▶ [What the task asks]:
Only the pictures are to be left out; please reproduce everything else in the data exactly.
^^^^^^^^^^^^^^^^
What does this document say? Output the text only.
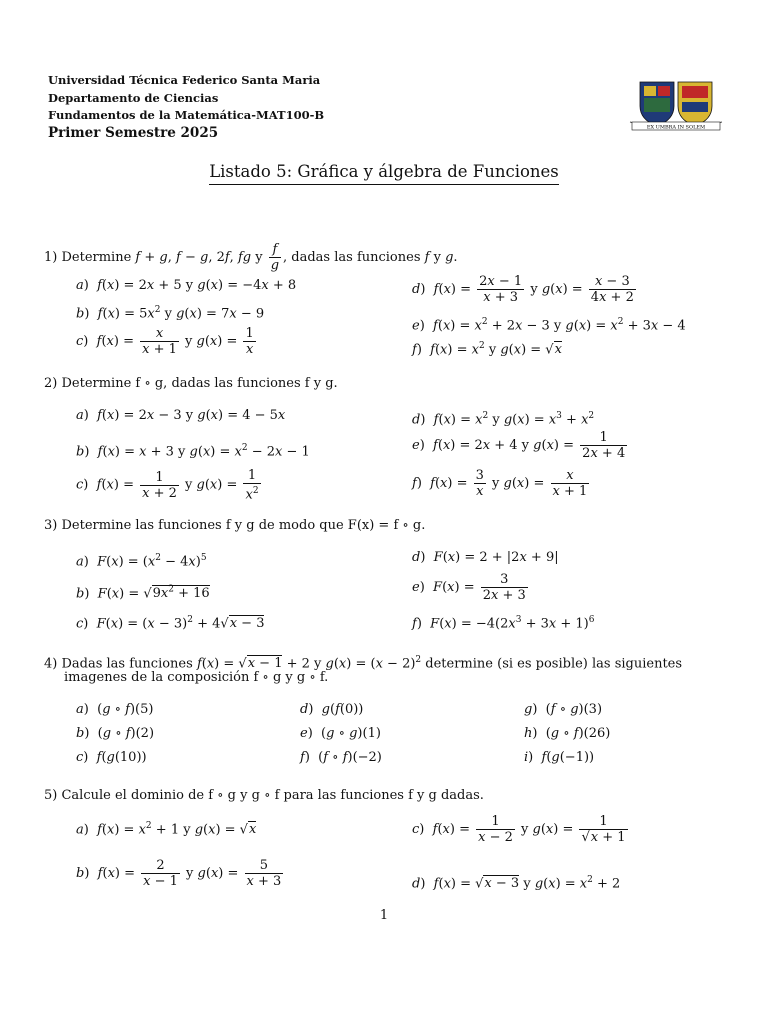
Universidad Técnica Federico Santa Maria
Departamento de Ciencias
Fundamentos de la Matemática-MAT100-B
Primer Semestre 2025	EX UMBRA IN SOLEM
Listado 5: Gráfica y álgebra de Funciones
1) Determine f + g, f − g, 2f, fg y $\frac{f}{g}$ , dadas las funciones f y g.
a)  f(x) = 2x + 5 y g(x) = −4x + 8
b)  $f(x) = 5x^2$ y g(x) = 7x − 9
c)  $f(x) = \frac{x}{x + 1}$ y $g(x) = \frac{1}{x}$
d)  $f(x) = \frac{2x - 1}{x + 3}$ y $g(x) = \frac{x - 3}{4x + 2}$
e)  $f(x) = x^2 + 2x - 3$ y $g(x) = x^2 + 3x - 4$
f)  $f(x) = x^2$ y g(x) = √x
2) Determine f ∘ g, dadas las funciones f y g.
a)  f(x) = 2x − 3 y g(x) = 4 − 5x
b)  f(x) = x + 3 y $g(x) = x^2 - 2x - 1$
c)  $f(x) = \frac{1}{x + 2}$ y $g(x) = \frac{1}{x^2}$
d)  $f(x) = x^2$ y $g(x) = x^3 + x^2$
e)  f(x) = 2x + 4 y $g(x) = \frac{1}{2x + 4}$
f)  $f(x) = \frac{3}{x}$ y $g(x) = \frac{x}{x + 1}$
3) Determine las funciones f y g de modo que F(x) = f ∘ g.
a)  $F(x) = (x^2 - 4x)^5$
b)  $F(x) = √9x^2 + 16$
c)  $F(x) = (x - 3)^2 + 4√x - 3$
d)  F(x) = 2 + |2x + 9|
e)  $F(x) = \frac{3}{2x + 3}$
f)  $F(x) = -4(2x^3 + 3x + 1)^6$
4) Dadas las funciones f(x) = √x − 1 + 2 y $g(x) = (x - 2)^2$ determine (si es posible) las siguientes
imagenes de la composición f ∘ g y g ∘ f.
a)  (g ∘ f)(5)
b)  (g ∘ f)(2)
c)  f(g(10))
d)  g(f(0))
e)  (g ∘ g)(1)
f)  (f ∘ f)(−2)
g)  (f ∘ g)(3)
h)  (g ∘ f)(26)
i)  f(g(−1))
5) Calcule el dominio de f ∘ g y g ∘ f para las funciones f y g dadas.
a)  $f(x) = x^2 + 1$ y g(x) = √x
b)  $f(x) = \frac{2}{x - 1}$ y $g(x) = \frac{5}{x + 3}$
c)  $f(x) = \frac{1}{x - 2}$ y $g(x) = \frac{1}{√x + 1}$
d)  f(x) = √x − 3 y $g(x) = x^2 + 2$
1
^^^^^^^^^^^^^^^^
▶ [Expected answer]:
What does this document say? Output the text only.
Universidad Técnica Federico Santa Maria
Departamento de Ciencias
Fundamentos de la Matemática-MAT100-B
Primer Semestre 2025	EX UMBRA IN SOLEM
Listado 5: Gráfica y álgebra de Funciones
1) Determine f + g, f − g, 2f, fg y $\frac{f}{g}$ , dadas las funciones f y g.
a)  f(x) = 2x + 5 y g(x) = −4x + 8
b)  $f(x) = 5x^2$ y g(x) = 7x − 9
c)  $f(x) = \frac{x}{x + 1}$ y $g(x) = \frac{1}{x}$
d)  $f(x) = \frac{2x - 1}{x + 3}$ y $g(x) = \frac{x - 3}{4x + 2}$
e)  $f(x) = x^2 + 2x - 3$ y $g(x) = x^2 + 3x - 4$
f)  $f(x) = x^2$ y g(x) = √x
2) Determine f ∘ g, dadas las funciones f y g.
a)  f(x) = 2x − 3 y g(x) = 4 − 5x
b)  f(x) = x + 3 y $g(x) = x^2 - 2x - 1$
c)  $f(x) = \frac{1}{x + 2}$ y $g(x) = \frac{1}{x^2}$
d)  $f(x) = x^2$ y $g(x) = x^3 + x^2$
e)  f(x) = 2x + 4 y $g(x) = \frac{1}{2x + 4}$
f)  $f(x) = \frac{3}{x}$ y $g(x) = \frac{x}{x + 1}$
3) Determine las funciones f y g de modo que F(x) = f ∘ g.
a)  $F(x) = (x^2 - 4x)^5$
b)  $F(x) = √9x^2 + 16$
c)  $F(x) = (x - 3)^2 + 4√x - 3$
d)  F(x) = 2 + |2x + 9|
e)  $F(x) = \frac{3}{2x + 3}$
f)  $F(x) = -4(2x^3 + 3x + 1)^6$
4) Dadas las funciones f(x) = √x − 1 + 2 y $g(x) = (x - 2)^2$ determine (si es posible) las siguientes
imagenes de la composición f ∘ g y g ∘ f.
a)  (g ∘ f)(5)
b)  (g ∘ f)(2)
c)  f(g(10))
d)  g(f(0))
e)  (g ∘ g)(1)
f)  (f ∘ f)(−2)
g)  (f ∘ g)(3)
h)  (g ∘ f)(26)
i)  f(g(−1))
5) Calcule el dominio de f ∘ g y g ∘ f para las funciones f y g dadas.
a)  $f(x) = x^2 + 1$ y g(x) = √x
b)  $f(x) = \frac{2}{x - 1}$ y $g(x) = \frac{5}{x + 3}$
c)  $f(x) = \frac{1}{x - 2}$ y $g(x) = \frac{1}{√x + 1}$
d)  f(x) = √x − 3 y $g(x) = x^2 + 2$
1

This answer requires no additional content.